Exactly reproduce all the records, keeping pictures out of the copy.

##### Given records

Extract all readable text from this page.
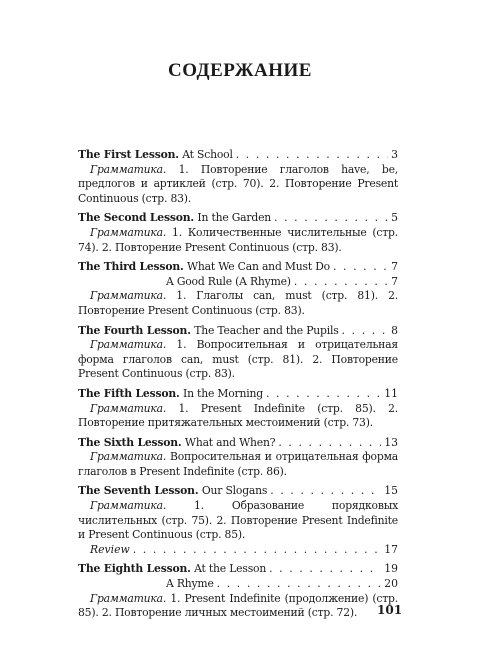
СОДЕРЖАНИЕ
The First Lesson.
At School . . .	3
Грамматика. 1. Повторение глаголов have, be, предлогов и артиклей (стр. 70). 2. Повторение Present Continuous (стр. 83).
The Second Lesson.
In the Garden . . .	5
Грамматика. 1. Количественные числительные (стр. 74). 2. Повторение Present Continuous (стр. 83).
The Third Lesson.
What We Can and Must Do . . .	7
A Good Rule (A Rhyme) . . .	7
Грамматика. 1. Глаголы can, must (стр. 81). 2. Повторение Present Continuous (стр. 83).
The Fourth Lesson.
The Teacher and the Pupils . . .	8
Грамматика. 1. Вопросительная и отрицательная форма глаголов can, must (стр. 81). 2. Повторение Present Continuous (стр. 83).
The Fifth Lesson.
In the Morning . . .	11
Грамматика. 1. Present Indefinite (стр. 85). 2. Повторение притяжательных местоимений (стр. 73).
The Sixth Lesson.
What and When? . . .	13
Грамматика. Вопросительная и отрицательная форма глаголов в Present Indefinite (стр. 86).
The Seventh Lesson.
Our Slogans . . .	15
Грамматика.	1. Образование порядковых числительных (стр. 75). 2. Повторение Present Indefinite и Present Continuous (стр. 85).
Review . . .	17
The Eighth Lesson.
At the Lesson . . .	19
A Rhyme . . .	20
Грамматика. 1. Present Indefinite (продолжение) (стр. 85). 2. Повторение личных местоимений (стр. 72).	101
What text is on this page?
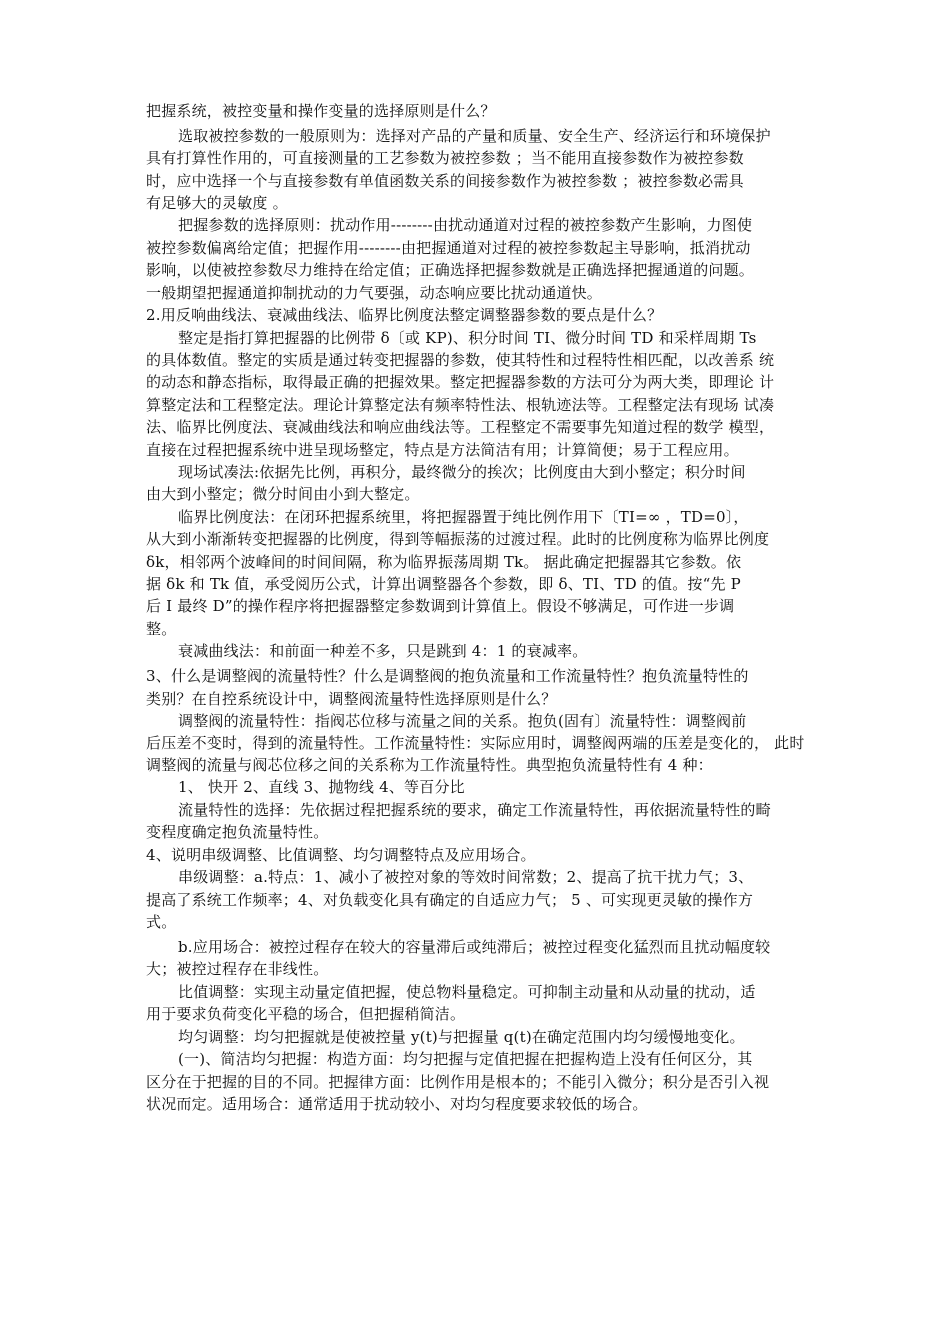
把握系统，被控变量和操作变量的选择原则是什么？
选取被控参数的一般原则为：选择对产品的产量和质量、安全生产、经济运行和环境保护
具有打算性作用的，可直接测量的工艺参数为被控参数 ；当不能用直接参数作为被控参数
时，应中选择一个与直接参数有单值函数关系的间接参数作为被控参数 ；被控参数必需具
有足够大的灵敏度 。
把握参数的选择原则：扰动作用--------由扰动通道对过程的被控参数产生影响，力图使
被控参数偏离给定值；把握作用--------由把握通道对过程的被控参数起主导影响，抵消扰动
影响，以使被控参数尽力维持在给定值；正确选择把握参数就是正确选择把握通道的问题。
一般期望把握通道抑制扰动的力气要强，动态响应要比扰动通道快。
2.用反响曲线法、衰减曲线法、临界比例度法整定调整器参数的要点是什么？
整定是指打算把握器的比例带 δ〔或 KP)、积分时间 TI、微分时间 TD 和采样周期 Ts
的具体数值。整定的实质是通过转变把握器的参数，使其特性和过程特性相匹配，以改善系 统
的动态和静态指标，取得最正确的把握效果。整定把握器参数的方法可分为两大类，即理论 计
算整定法和工程整定法。理论计算整定法有频率特性法、根轨迹法等。工程整定法有现场 试凑
法、临界比例度法、衰减曲线法和响应曲线法等。工程整定不需要事先知道过程的数学 模型，
直接在过程把握系统中进呈现场整定，特点是方法简洁有用；计算简便；易于工程应用。
现场试凑法:依据先比例，再积分，最终微分的挨次；比例度由大到小整定；积分时间
由大到小整定；微分时间由小到大整定。
临界比例度法：在闭环把握系统里，将把握器置于纯比例作用下〔TI=∞ ，TD=0〕，
从大到小渐渐转变把握器的比例度，得到等幅振荡的过渡过程。此时的比例度称为临界比例度
δk，相邻两个波峰间的时间间隔，称为临界振荡周期 Tk。 据此确定把握器其它参数。依
据 δk 和 Tk 值，承受阅历公式，计算出调整器各个参数，即 δ、TI、TD 的值。按“先 P
后 I 最终 D”的操作程序将把握器整定参数调到计算值上。假设不够满足，可作进一步调
整。
衰减曲线法：和前面一种差不多，只是跳到 4：1 的衰减率。
3、什么是调整阀的流量特性？什么是调整阀的抱负流量和工作流量特性？抱负流量特性的
类别？在自控系统设计中，调整阀流量特性选择原则是什么？
调整阀的流量特性：指阀芯位移与流量之间的关系。抱负(固有〕流量特性：调整阀前
后压差不变时，得到的流量特性。工作流量特性：实际应用时，调整阀两端的压差是变化的， 此时
调整阀的流量与阀芯位移之间的关系称为工作流量特性。典型抱负流量特性有 4 种：
1、 快开 2、直线 3、抛物线 4、等百分比
流量特性的选择：先依据过程把握系统的要求，确定工作流量特性，再依据流量特性的畸
变程度确定抱负流量特性。
4、说明串级调整、比值调整、均匀调整特点及应用场合。
串级调整：a.特点：1、减小了被控对象的等效时间常数；2、提高了抗干扰力气；3、
提高了系统工作频率；4、对负载变化具有确定的自适应力气； 5 、可实现更灵敏的操作方
式。
b.应用场合：被控过程存在较大的容量滞后或纯滞后；被控过程变化猛烈而且扰动幅度较
大；被控过程存在非线性。
比值调整：实现主动量定值把握，使总物料量稳定。可抑制主动量和从动量的扰动，适
用于要求负荷变化平稳的场合，但把握稍简洁。
均匀调整：均匀把握就是使被控量 y(t)与把握量 q(t)在确定范围内均匀缓慢地变化。
(一)、简洁均匀把握：构造方面：均匀把握与定值把握在把握构造上没有任何区分，其
区分在于把握的目的不同。把握律方面：比例作用是根本的；不能引入微分；积分是否引入视
状况而定。适用场合：通常适用于扰动较小、对均匀程度要求较低的场合。
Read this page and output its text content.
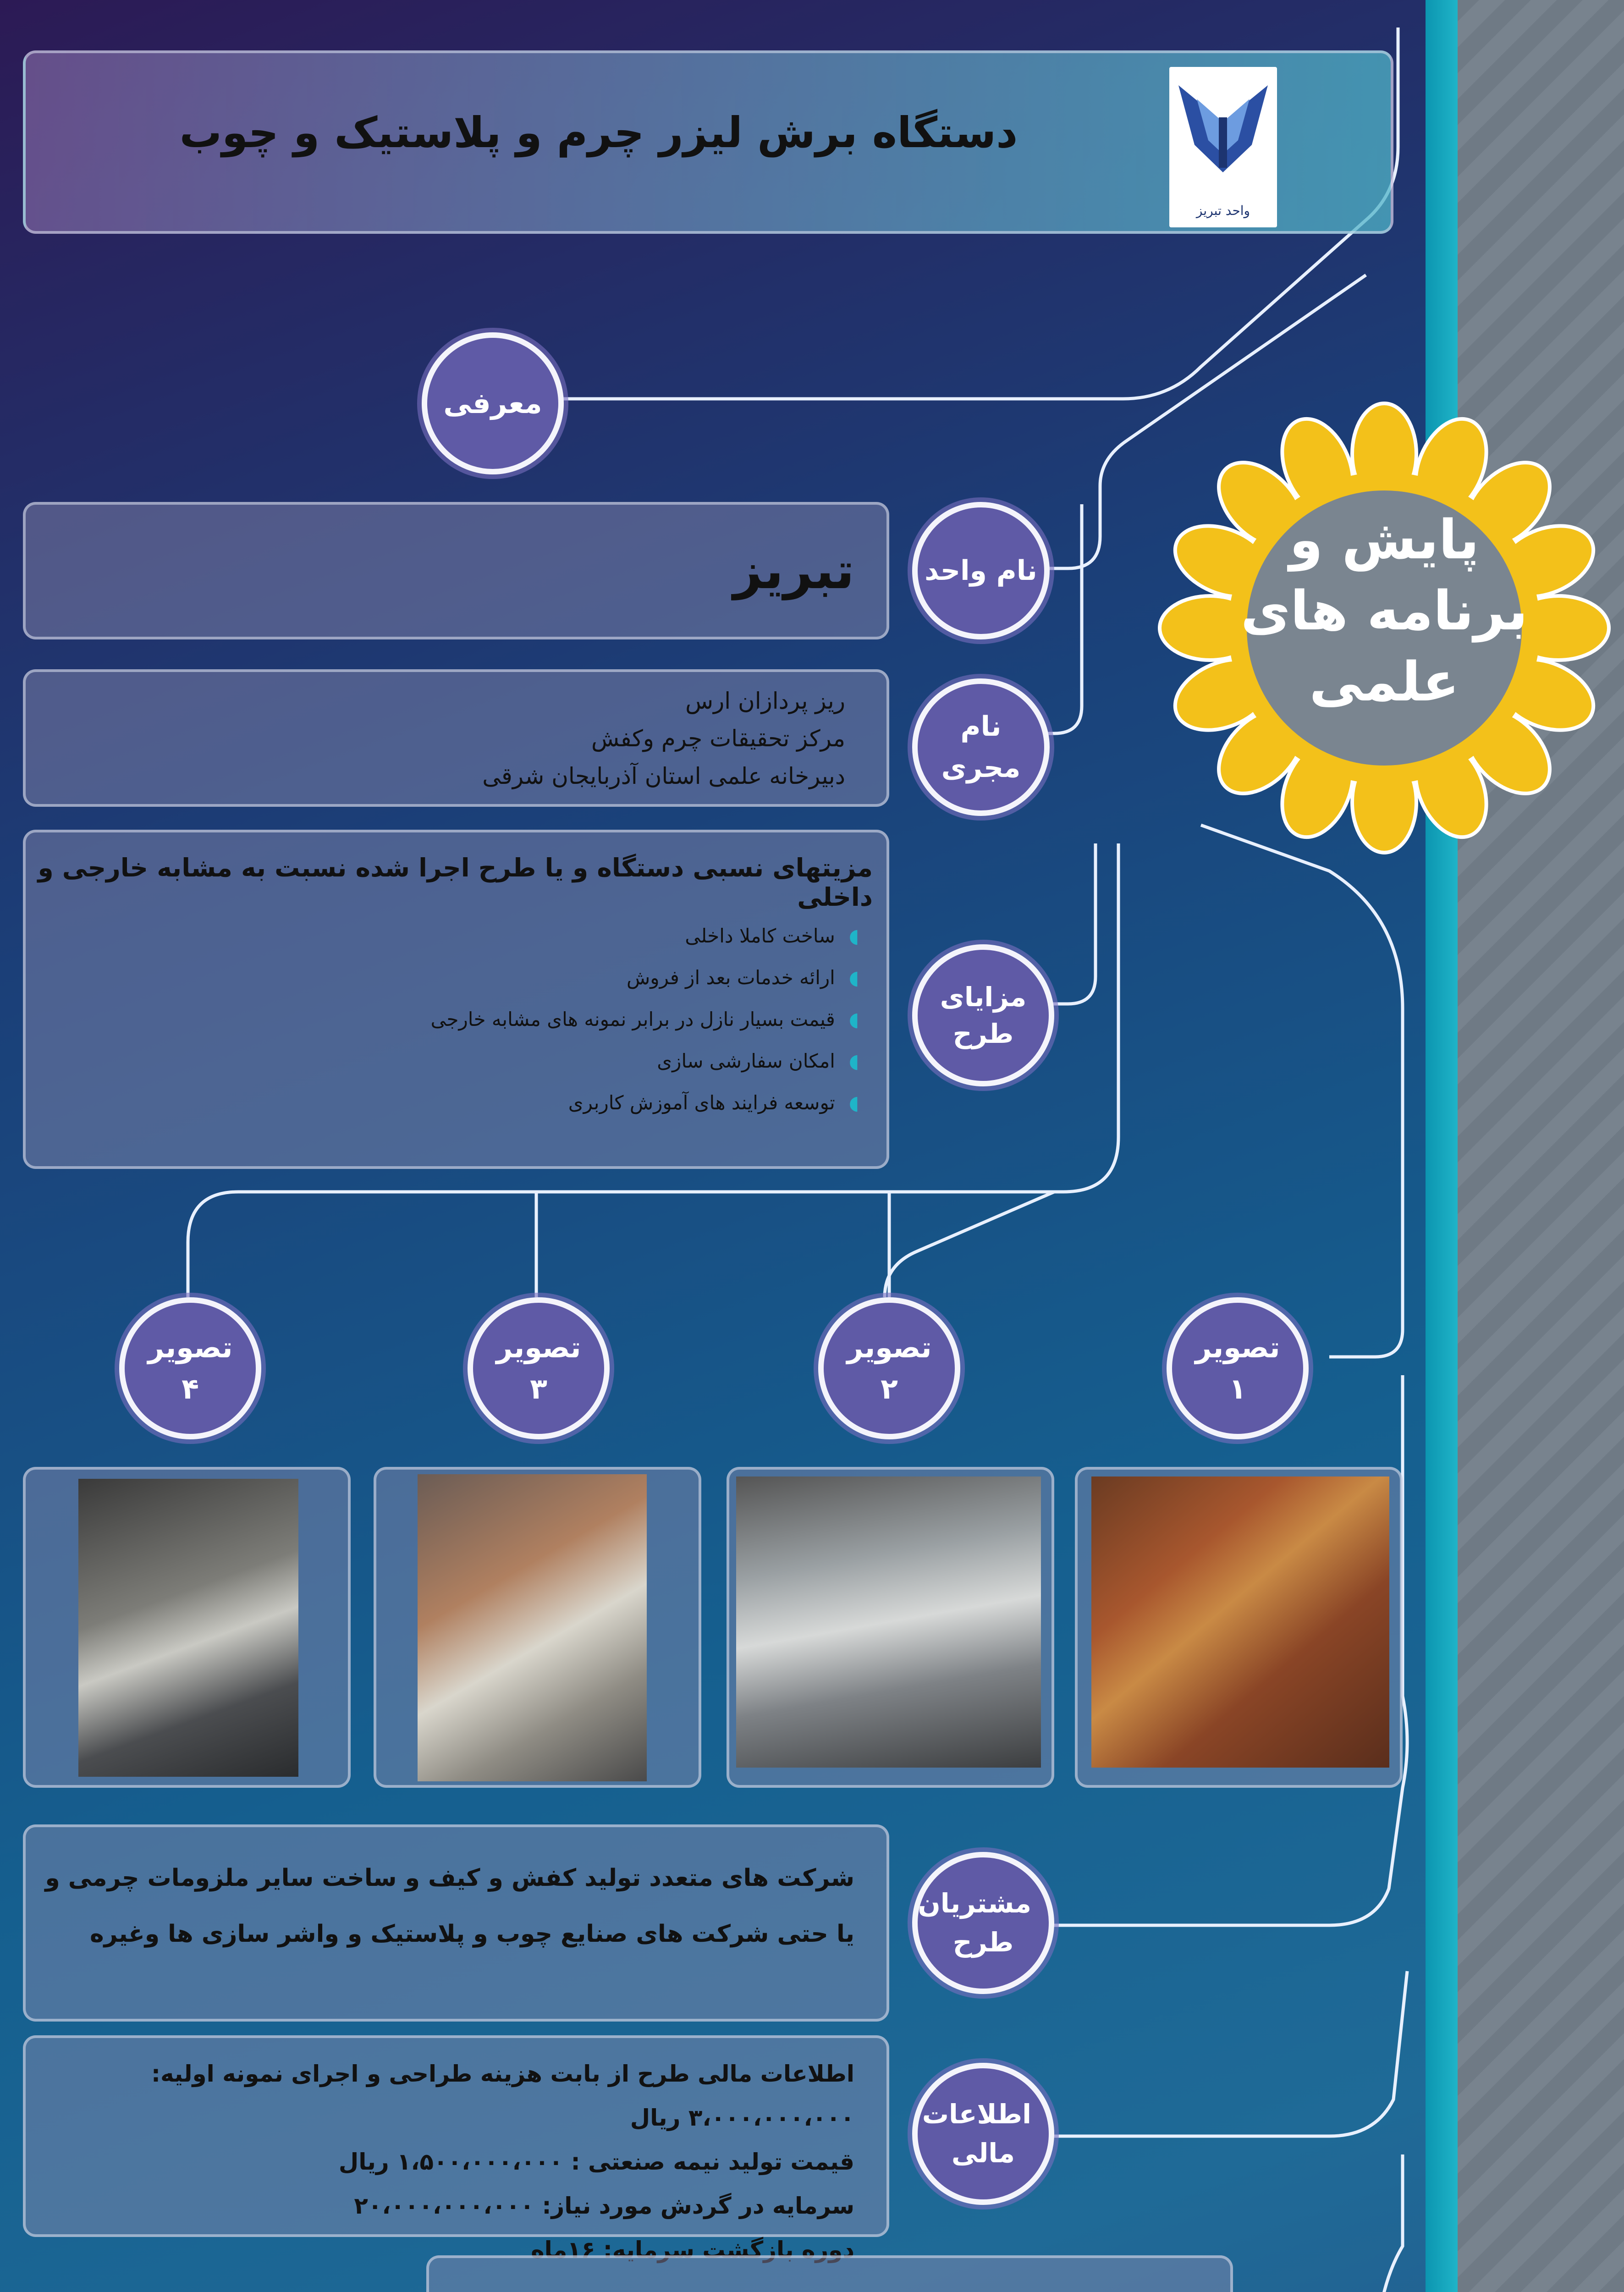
دستگاه برش لیزر چرم و پلاستیک و چوب
واحد تبریز
پایش و
برنامه های
علمی
معرفی
تبریز	نام واحد
ریز پردازان ارس
مرکز تحقیقات چرم وکفش
دبیرخانه علمی استان آذربایجان شرقی
نام مجری
مزیتهای نسبی دستگاه و یا طرح اجرا شده نسبت به مشابه خارجی و داخلی
◖ساخت کاملا داخلی
◖ارائه خدمات بعد از فروش
◖قیمت بسیار نازل در برابر نمونه های مشابه خارجی
◖امکان سفارشی سازی
◖توسعه فرایند های آموزش کاربری
مزایای طرح
تصویر
۴
تصویر
۳
تصویر
۲
تصویر
۱
شرکت های متعدد تولید کفش و کیف و ساخت سایر ملزومات چرمی و یا حتی شرکت های صنایع چوب و پلاستیک و واشر سازی ها وغیره
مشتریان طرح
اطلاعات مالی طرح از بابت هزینه طراحی و اجرای نمونه اولیه: ۳،۰۰۰،۰۰۰،۰۰۰ ریال
قیمت تولید نیمه صنعتی : ۱،۵۰۰،۰۰۰،۰۰۰ ریال
سرمایه در گردش مورد نیاز: ۲۰،۰۰۰،۰۰۰،۰۰۰
دوره بازگشت سرمایه: ۱۶ماه
اطلاعات مالی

##########

* [Full answer]
Extract all readable text from this page.
СОДЕРЖАНИЕ
The First Lesson.
At School . . .	3
Грамматика. 1. Повторение глаголов have, be, предлогов и артиклей (стр. 70). 2. Повторение Present Continuous (стр. 83).
The Second Lesson.
In the Garden . . .	5
Грамматика. 1. Количественные числительные (стр. 74). 2. Повторение Present Continuous (стр. 83).
The Third Lesson.
What We Can and Must Do . . .	7
A Good Rule (A Rhyme) . . .	7
Грамматика. 1. Глаголы can, must (стр. 81). 2. Повторение Present Continuous (стр. 83).
The Fourth Lesson.
The Teacher and the Pupils . . .	8
Грамматика. 1. Вопросительная и отрицательная форма глаголов can, must (стр. 81). 2. Повторение Present Continuous (стр. 83).
The Fifth Lesson.
In the Morning . . .	11
Грамматика. 1. Present Indefinite (стр. 85). 2. Повторение притяжательных местоимений (стр. 73).
The Sixth Lesson.
What and When? . . .	13
Грамматика. Вопросительная и отрицательная форма глаголов в Present Indefinite (стр. 86).
The Seventh Lesson.
Our Slogans . . .	15
Грамматика.	1. Образование порядковых числительных (стр. 75). 2. Повторение Present Indefinite и Present Continuous (стр. 85).
Review . . .	17
The Eighth Lesson.
At the Lesson . . .	19
A Rhyme . . .	20
Грамматика. 1. Present Indefinite (продолжение) (стр. 85). 2. Повторение личных местоимений (стр. 72).	101
What text is on this page?
把握系统，被控变量和操作变量的选择原则是什么？
选取被控参数的一般原则为：选择对产品的产量和质量、安全生产、经济运行和环境保护
具有打算性作用的，可直接测量的工艺参数为被控参数 ；当不能用直接参数作为被控参数
时，应中选择一个与直接参数有单值函数关系的间接参数作为被控参数 ；被控参数必需具
有足够大的灵敏度 。
把握参数的选择原则：扰动作用--------由扰动通道对过程的被控参数产生影响，力图使
被控参数偏离给定值；把握作用--------由把握通道对过程的被控参数起主导影响，抵消扰动
影响，以使被控参数尽力维持在给定值；正确选择把握参数就是正确选择把握通道的问题。
一般期望把握通道抑制扰动的力气要强，动态响应要比扰动通道快。
2.用反响曲线法、衰减曲线法、临界比例度法整定调整器参数的要点是什么？
整定是指打算把握器的比例带 δ〔或 KP)、积分时间 TI、微分时间 TD 和采样周期 Ts
的具体数值。整定的实质是通过转变把握器的参数，使其特性和过程特性相匹配，以改善系 统
的动态和静态指标，取得最正确的把握效果。整定把握器参数的方法可分为两大类，即理论 计
算整定法和工程整定法。理论计算整定法有频率特性法、根轨迹法等。工程整定法有现场 试凑
法、临界比例度法、衰减曲线法和响应曲线法等。工程整定不需要事先知道过程的数学 模型，
直接在过程把握系统中进呈现场整定，特点是方法简洁有用；计算简便；易于工程应用。
现场试凑法:依据先比例，再积分，最终微分的挨次；比例度由大到小整定；积分时间
由大到小整定；微分时间由小到大整定。
临界比例度法：在闭环把握系统里，将把握器置于纯比例作用下〔TI=∞ ，TD=0〕，
从大到小渐渐转变把握器的比例度，得到等幅振荡的过渡过程。此时的比例度称为临界比例度
δk，相邻两个波峰间的时间间隔，称为临界振荡周期 Tk。 据此确定把握器其它参数。依
据 δk 和 Tk 值，承受阅历公式，计算出调整器各个参数，即 δ、TI、TD 的值。按“先 P
后 I 最终 D”的操作程序将把握器整定参数调到计算值上。假设不够满足，可作进一步调
整。
衰减曲线法：和前面一种差不多，只是跳到 4：1 的衰减率。
3、什么是调整阀的流量特性？什么是调整阀的抱负流量和工作流量特性？抱负流量特性的
类别？在自控系统设计中，调整阀流量特性选择原则是什么？
调整阀的流量特性：指阀芯位移与流量之间的关系。抱负(固有〕流量特性：调整阀前
后压差不变时，得到的流量特性。工作流量特性：实际应用时，调整阀两端的压差是变化的， 此时
调整阀的流量与阀芯位移之间的关系称为工作流量特性。典型抱负流量特性有 4 种：
1、 快开 2、直线 3、抛物线 4、等百分比
流量特性的选择：先依据过程把握系统的要求，确定工作流量特性，再依据流量特性的畸
变程度确定抱负流量特性。
4、说明串级调整、比值调整、均匀调整特点及应用场合。
串级调整：a.特点：1、减小了被控对象的等效时间常数；2、提高了抗干扰力气；3、
提高了系统工作频率；4、对负载变化具有确定的自适应力气； 5 、可实现更灵敏的操作方
式。
b.应用场合：被控过程存在较大的容量滞后或纯滞后；被控过程变化猛烈而且扰动幅度较
大；被控过程存在非线性。
比值调整：实现主动量定值把握，使总物料量稳定。可抑制主动量和从动量的扰动，适
用于要求负荷变化平稳的场合，但把握稍简洁。
均匀调整：均匀把握就是使被控量 y(t)与把握量 q(t)在确定范围内均匀缓慢地变化。
(一)、简洁均匀把握：构造方面：均匀把握与定值把握在把握构造上没有任何区分，其
区分在于把握的目的不同。把握律方面：比例作用是根本的；不能引入微分；积分是否引入视
状况而定。适用场合：通常适用于扰动较小、对均匀程度要求较低的场合。
Read this page and output its text content.
دستگاه برش لیزر چرم و پلاستیک و چوب
واحد تبریز
پایش و
برنامه های
علمی
معرفی
تبریز	نام واحد
ریز پردازان ارس
مرکز تحقیقات چرم وکفش
دبیرخانه علمی استان آذربایجان شرقی
نام مجری
مزیتهای نسبی دستگاه و یا طرح اجرا شده نسبت به مشابه خارجی و داخلی
◖ساخت کاملا داخلی
◖ارائه خدمات بعد از فروش
◖قیمت بسیار نازل در برابر نمونه های مشابه خارجی
◖امکان سفارشی سازی
◖توسعه فرایند های آموزش کاربری
مزایای طرح
تصویر
۴
تصویر
۳
تصویر
۲
تصویر
۱
شرکت های متعدد تولید کفش و کیف و ساخت سایر ملزومات چرمی و یا حتی شرکت های صنایع چوب و پلاستیک و واشر سازی ها وغیره
مشتریان طرح
اطلاعات مالی طرح از بابت هزینه طراحی و اجرای نمونه اولیه: ۳،۰۰۰،۰۰۰،۰۰۰ ریال
قیمت تولید نیمه صنعتی : ۱،۵۰۰،۰۰۰،۰۰۰ ریال
سرمایه در گردش مورد نیاز: ۲۰،۰۰۰،۰۰۰،۰۰۰
دوره بازگشت سرمایه: ۱۶ماه
اطلاعات مالی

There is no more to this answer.